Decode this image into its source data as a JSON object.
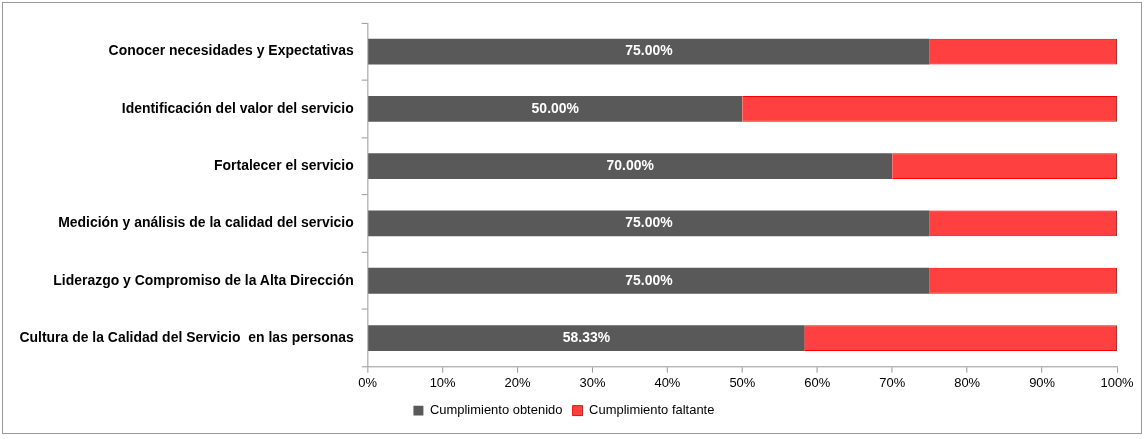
{
  "chart_data": {
    "type": "bar",
    "orientation": "horizontal",
    "stacked": true,
    "categories": [
      "Conocer necesidades y Expectativas",
      "Identificación del valor del servicio",
      "Fortalecer el servicio",
      "Medición y análisis de la calidad del servicio",
      "Liderazgo y Compromiso de la Alta Dirección",
      "Cultura de la Calidad del Servicio  en las personas"
    ],
    "series": [
      {
        "name": "Cumplimiento obtenido",
        "color": "#595959",
        "values": [
          75,
          50,
          70,
          75,
          75,
          58.33
        ],
        "value_labels": [
          "75.00%",
          "50.00%",
          "70.00%",
          "75.00%",
          "75.00%",
          "58.33%"
        ]
      },
      {
        "name": "Cumplimiento faltante",
        "color": "#ff0000",
        "values": [
          25,
          50,
          30,
          25,
          25,
          41.67
        ]
      }
    ],
    "xlim": [
      0,
      100
    ],
    "xticks": [
      {
        "value": 0,
        "label": "0%"
      },
      {
        "value": 10,
        "label": "10%"
      },
      {
        "value": 20,
        "label": "20%"
      },
      {
        "value": 30,
        "label": "30%"
      },
      {
        "value": 40,
        "label": "40%"
      },
      {
        "value": 50,
        "label": "50%"
      },
      {
        "value": 60,
        "label": "60%"
      },
      {
        "value": 70,
        "label": "70%"
      },
      {
        "value": 80,
        "label": "80%"
      },
      {
        "value": 90,
        "label": "90%"
      },
      {
        "value": 100,
        "label": "100%"
      }
    ],
    "grid": false,
    "legend": "bottom"
  }
}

------------------------------------------------------------------------

What the exercise asks: Drop the images and repeat the data exactly.

Written reply:
Decode this image into its source data as a JSON object.
{
  "chart_data": {
    "type": "bar",
    "orientation": "horizontal",
    "stacked": true,
    "categories": [
      "Conocer necesidades y Expectativas",
      "Identificación del valor del servicio",
      "Fortalecer el servicio",
      "Medición y análisis de la calidad del servicio",
      "Liderazgo y Compromiso de la Alta Dirección",
      "Cultura de la Calidad del Servicio  en las personas"
    ],
    "series": [
      {
        "name": "Cumplimiento obtenido",
        "color": "#595959",
        "values": [
          75,
          50,
          70,
          75,
          75,
          58.33
        ],
        "value_labels": [
          "75.00%",
          "50.00%",
          "70.00%",
          "75.00%",
          "75.00%",
          "58.33%"
        ]
      },
      {
        "name": "Cumplimiento faltante",
        "color": "#ff0000",
        "values": [
          25,
          50,
          30,
          25,
          25,
          41.67
        ]
      }
    ],
    "xlim": [
      0,
      100
    ],
    "xticks": [
      {
        "value": 0,
        "label": "0%"
      },
      {
        "value": 10,
        "label": "10%"
      },
      {
        "value": 20,
        "label": "20%"
      },
      {
        "value": 30,
        "label": "30%"
      },
      {
        "value": 40,
        "label": "40%"
      },
      {
        "value": 50,
        "label": "50%"
      },
      {
        "value": 60,
        "label": "60%"
      },
      {
        "value": 70,
        "label": "70%"
      },
      {
        "value": 80,
        "label": "80%"
      },
      {
        "value": 90,
        "label": "90%"
      },
      {
        "value": 100,
        "label": "100%"
      }
    ],
    "grid": false,
    "legend": "bottom"
  }
}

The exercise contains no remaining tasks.